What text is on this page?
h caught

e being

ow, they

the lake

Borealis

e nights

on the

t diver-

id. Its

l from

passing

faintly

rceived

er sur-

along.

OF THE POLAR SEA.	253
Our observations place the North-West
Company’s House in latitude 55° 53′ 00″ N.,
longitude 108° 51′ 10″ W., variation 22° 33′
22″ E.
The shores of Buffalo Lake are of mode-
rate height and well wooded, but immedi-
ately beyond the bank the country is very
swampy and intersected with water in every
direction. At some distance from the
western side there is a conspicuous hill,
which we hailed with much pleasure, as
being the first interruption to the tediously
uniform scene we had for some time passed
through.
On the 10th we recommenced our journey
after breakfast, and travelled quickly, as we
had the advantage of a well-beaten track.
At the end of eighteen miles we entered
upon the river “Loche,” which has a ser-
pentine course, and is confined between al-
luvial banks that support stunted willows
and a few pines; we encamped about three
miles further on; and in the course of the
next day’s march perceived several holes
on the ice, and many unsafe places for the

...

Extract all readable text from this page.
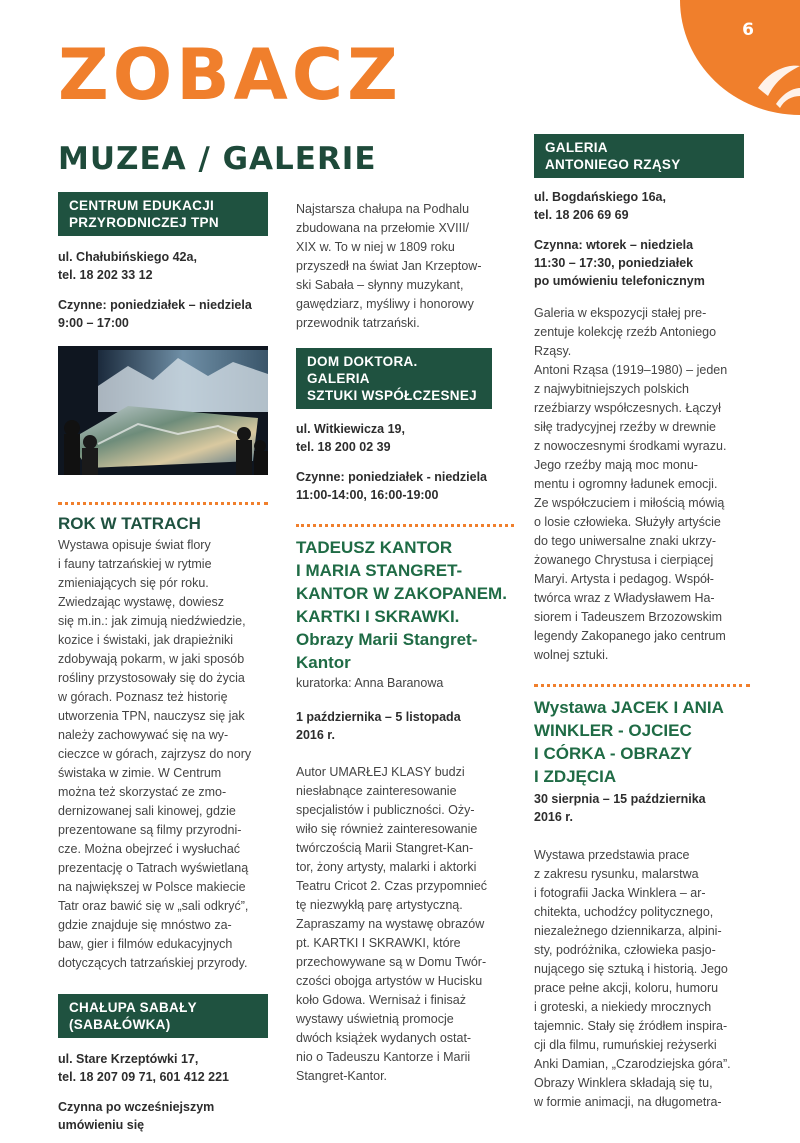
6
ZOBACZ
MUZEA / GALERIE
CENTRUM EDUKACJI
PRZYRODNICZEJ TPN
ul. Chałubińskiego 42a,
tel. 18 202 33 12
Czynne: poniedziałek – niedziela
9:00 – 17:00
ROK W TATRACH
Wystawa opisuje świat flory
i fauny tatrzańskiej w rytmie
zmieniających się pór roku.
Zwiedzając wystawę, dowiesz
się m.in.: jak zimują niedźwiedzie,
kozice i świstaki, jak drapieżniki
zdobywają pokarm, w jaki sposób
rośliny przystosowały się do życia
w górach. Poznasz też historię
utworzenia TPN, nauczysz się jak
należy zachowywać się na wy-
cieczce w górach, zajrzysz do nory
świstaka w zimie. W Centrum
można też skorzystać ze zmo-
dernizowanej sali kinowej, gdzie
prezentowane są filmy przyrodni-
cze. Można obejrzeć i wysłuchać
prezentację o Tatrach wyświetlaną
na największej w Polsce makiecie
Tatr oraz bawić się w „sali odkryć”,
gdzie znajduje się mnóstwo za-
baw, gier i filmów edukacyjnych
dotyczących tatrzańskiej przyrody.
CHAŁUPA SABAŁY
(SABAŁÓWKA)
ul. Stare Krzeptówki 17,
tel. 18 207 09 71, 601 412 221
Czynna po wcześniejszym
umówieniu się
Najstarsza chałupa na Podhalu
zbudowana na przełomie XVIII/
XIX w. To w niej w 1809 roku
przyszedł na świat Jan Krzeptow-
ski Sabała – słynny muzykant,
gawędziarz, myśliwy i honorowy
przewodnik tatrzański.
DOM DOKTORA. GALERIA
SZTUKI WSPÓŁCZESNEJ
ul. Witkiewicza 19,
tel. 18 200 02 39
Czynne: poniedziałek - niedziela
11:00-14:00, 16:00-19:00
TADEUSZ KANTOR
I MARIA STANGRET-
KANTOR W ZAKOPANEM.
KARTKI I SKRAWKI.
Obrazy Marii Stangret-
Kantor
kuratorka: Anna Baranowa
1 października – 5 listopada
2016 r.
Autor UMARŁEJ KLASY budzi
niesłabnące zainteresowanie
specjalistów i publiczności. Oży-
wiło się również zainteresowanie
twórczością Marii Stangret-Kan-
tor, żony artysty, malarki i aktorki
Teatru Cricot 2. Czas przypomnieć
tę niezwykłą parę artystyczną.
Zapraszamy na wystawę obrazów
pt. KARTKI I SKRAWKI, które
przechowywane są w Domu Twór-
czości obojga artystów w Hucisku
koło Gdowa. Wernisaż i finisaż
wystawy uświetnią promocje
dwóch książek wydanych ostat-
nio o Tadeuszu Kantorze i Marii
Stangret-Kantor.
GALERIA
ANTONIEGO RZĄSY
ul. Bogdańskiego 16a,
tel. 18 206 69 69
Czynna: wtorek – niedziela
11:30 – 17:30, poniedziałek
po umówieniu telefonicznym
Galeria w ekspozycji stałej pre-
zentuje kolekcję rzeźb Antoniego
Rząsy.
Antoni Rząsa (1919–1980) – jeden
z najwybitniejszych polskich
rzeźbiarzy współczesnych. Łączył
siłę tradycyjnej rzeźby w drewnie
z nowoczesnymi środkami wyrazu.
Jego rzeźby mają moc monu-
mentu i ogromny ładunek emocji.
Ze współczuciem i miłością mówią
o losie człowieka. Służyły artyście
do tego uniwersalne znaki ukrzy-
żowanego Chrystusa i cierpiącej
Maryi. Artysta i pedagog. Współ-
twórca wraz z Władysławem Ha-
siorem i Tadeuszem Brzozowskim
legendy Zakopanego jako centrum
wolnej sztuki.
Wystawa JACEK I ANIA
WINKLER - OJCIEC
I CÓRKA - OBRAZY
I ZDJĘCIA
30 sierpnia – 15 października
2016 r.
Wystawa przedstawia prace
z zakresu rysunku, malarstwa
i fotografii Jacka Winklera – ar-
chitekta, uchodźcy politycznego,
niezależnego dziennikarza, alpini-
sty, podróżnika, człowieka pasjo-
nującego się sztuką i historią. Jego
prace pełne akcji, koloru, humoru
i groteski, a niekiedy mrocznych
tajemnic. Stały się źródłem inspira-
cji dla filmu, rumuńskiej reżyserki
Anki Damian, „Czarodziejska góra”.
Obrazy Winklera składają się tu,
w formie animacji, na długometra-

* * *

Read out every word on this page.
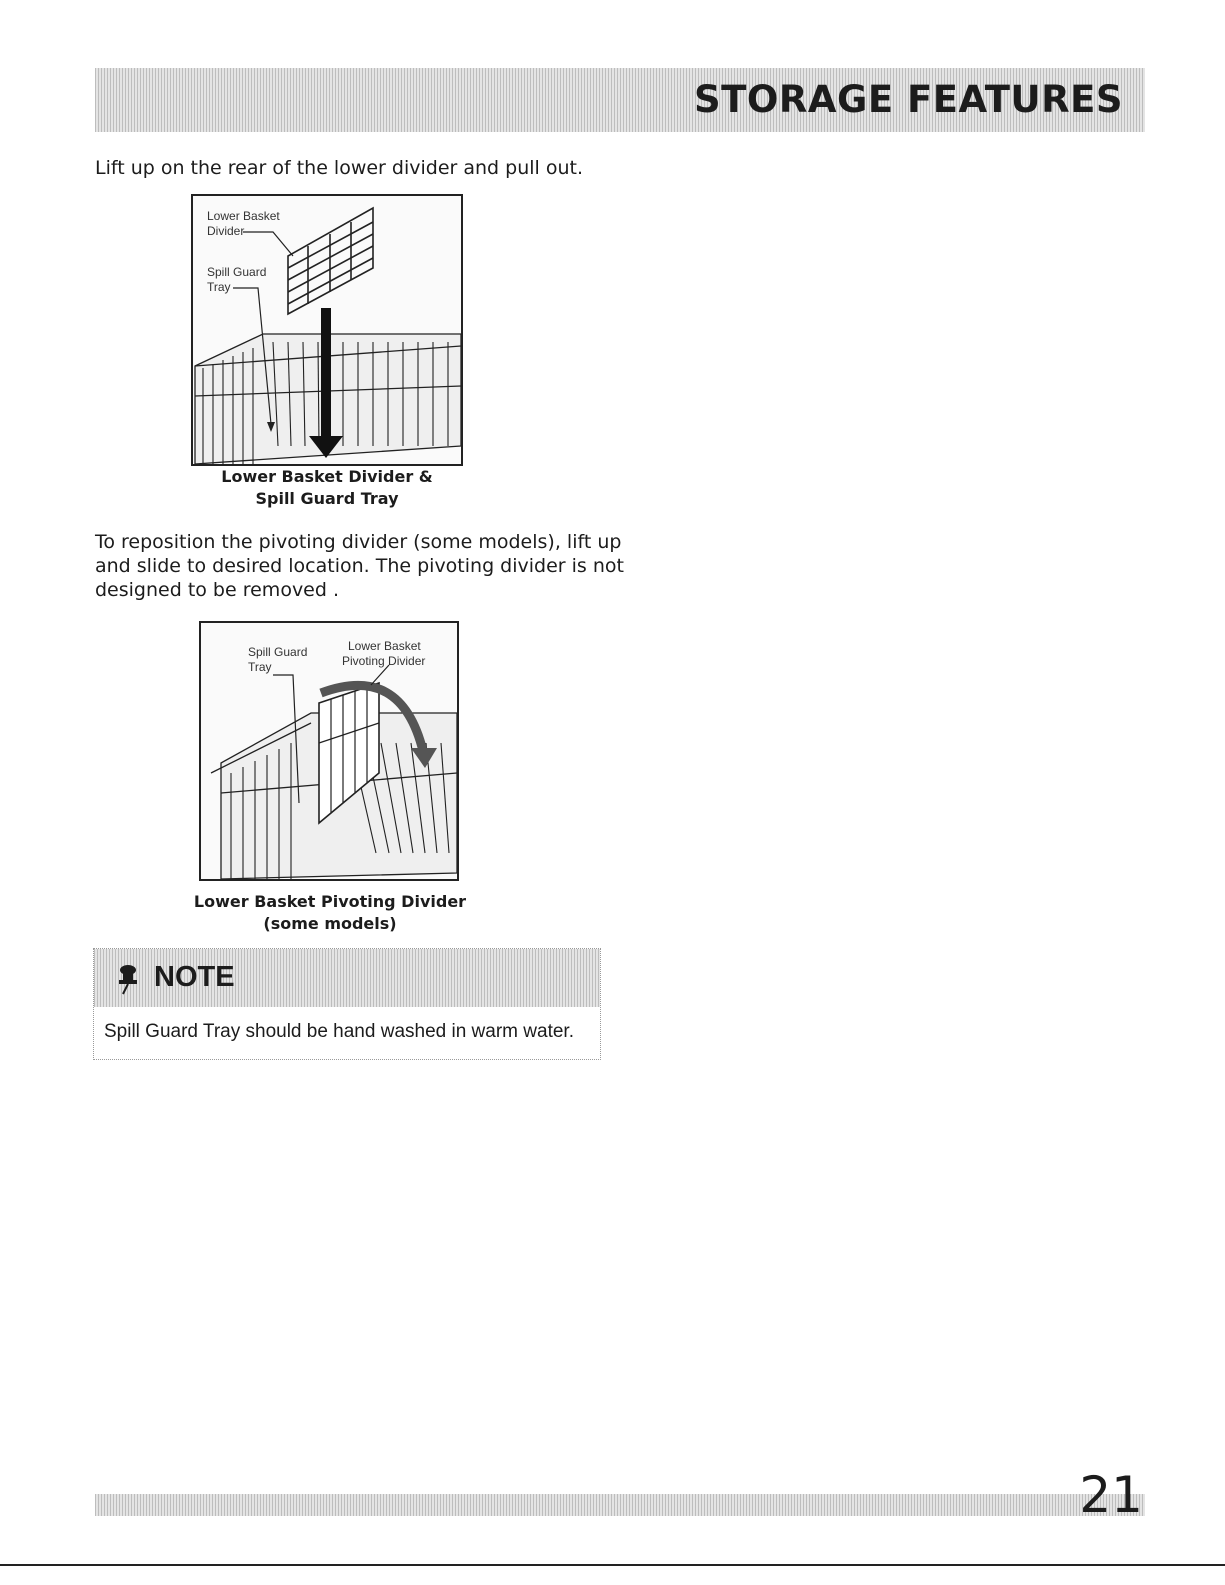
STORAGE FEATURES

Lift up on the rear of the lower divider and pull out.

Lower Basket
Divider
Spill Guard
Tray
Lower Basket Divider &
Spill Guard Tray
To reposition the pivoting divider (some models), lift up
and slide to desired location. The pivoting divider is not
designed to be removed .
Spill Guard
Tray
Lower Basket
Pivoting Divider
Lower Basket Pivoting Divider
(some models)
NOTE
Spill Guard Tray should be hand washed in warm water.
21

• AIM OF THE EXERCISE: In the listing above, find the lines holding the word "sali" and copy them.

• RESULT FOR THIS TASK:
dernizowanej sali kinowej, gdzie
Tatr oraz bawić się w „sali odkryć”,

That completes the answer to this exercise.